> _YOUR GOAL_
From the entries below, tally how many lines contain "should" and report only that figure.
--- GIVEN DATA ---
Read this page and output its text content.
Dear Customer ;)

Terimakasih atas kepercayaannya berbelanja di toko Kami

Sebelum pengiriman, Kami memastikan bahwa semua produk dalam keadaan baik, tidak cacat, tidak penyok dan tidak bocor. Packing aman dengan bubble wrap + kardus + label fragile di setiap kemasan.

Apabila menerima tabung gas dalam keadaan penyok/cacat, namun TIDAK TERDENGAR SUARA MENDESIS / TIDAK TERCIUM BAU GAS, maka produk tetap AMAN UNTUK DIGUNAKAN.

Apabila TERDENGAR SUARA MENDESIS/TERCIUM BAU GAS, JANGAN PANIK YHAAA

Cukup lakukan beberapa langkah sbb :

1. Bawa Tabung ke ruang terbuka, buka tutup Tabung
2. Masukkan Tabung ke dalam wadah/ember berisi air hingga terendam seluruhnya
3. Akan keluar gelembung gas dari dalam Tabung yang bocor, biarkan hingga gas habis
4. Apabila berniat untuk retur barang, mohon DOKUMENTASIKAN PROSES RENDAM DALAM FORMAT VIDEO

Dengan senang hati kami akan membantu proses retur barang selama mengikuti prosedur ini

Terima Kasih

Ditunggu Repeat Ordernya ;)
---
--- GIVEN DATA ---
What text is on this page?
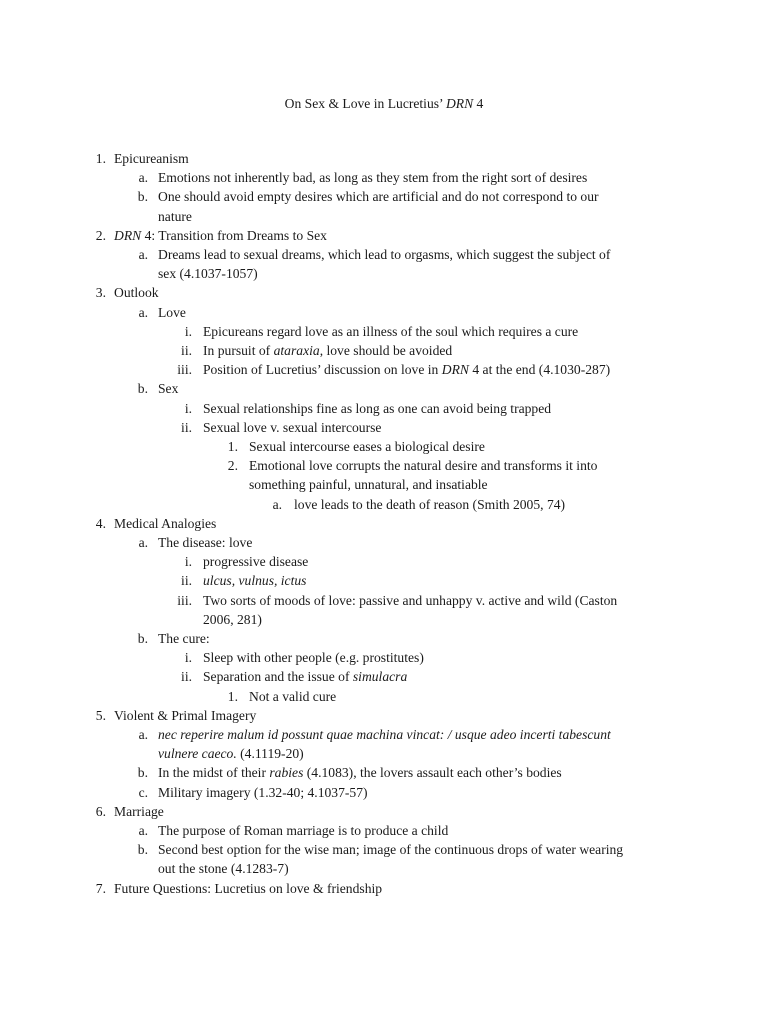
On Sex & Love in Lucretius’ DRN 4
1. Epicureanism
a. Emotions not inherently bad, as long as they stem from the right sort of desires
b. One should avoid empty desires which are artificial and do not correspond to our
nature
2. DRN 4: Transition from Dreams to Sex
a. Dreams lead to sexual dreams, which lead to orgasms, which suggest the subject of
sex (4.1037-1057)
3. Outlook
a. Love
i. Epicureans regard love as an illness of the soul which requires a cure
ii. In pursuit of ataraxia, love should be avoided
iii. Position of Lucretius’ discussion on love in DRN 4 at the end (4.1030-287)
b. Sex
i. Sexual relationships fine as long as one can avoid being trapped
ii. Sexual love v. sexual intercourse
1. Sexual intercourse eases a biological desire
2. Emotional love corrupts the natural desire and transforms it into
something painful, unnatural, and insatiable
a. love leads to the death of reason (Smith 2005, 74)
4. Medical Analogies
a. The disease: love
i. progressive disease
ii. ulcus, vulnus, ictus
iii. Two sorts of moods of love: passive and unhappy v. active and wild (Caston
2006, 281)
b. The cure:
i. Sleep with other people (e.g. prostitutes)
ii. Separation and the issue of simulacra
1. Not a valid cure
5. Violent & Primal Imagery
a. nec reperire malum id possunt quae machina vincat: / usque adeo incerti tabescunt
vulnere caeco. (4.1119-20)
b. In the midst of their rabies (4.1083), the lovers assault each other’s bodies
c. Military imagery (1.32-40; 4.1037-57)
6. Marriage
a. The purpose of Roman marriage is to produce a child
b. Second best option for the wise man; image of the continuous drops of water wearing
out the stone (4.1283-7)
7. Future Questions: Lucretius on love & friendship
---
> _TASK RESPONSE_
2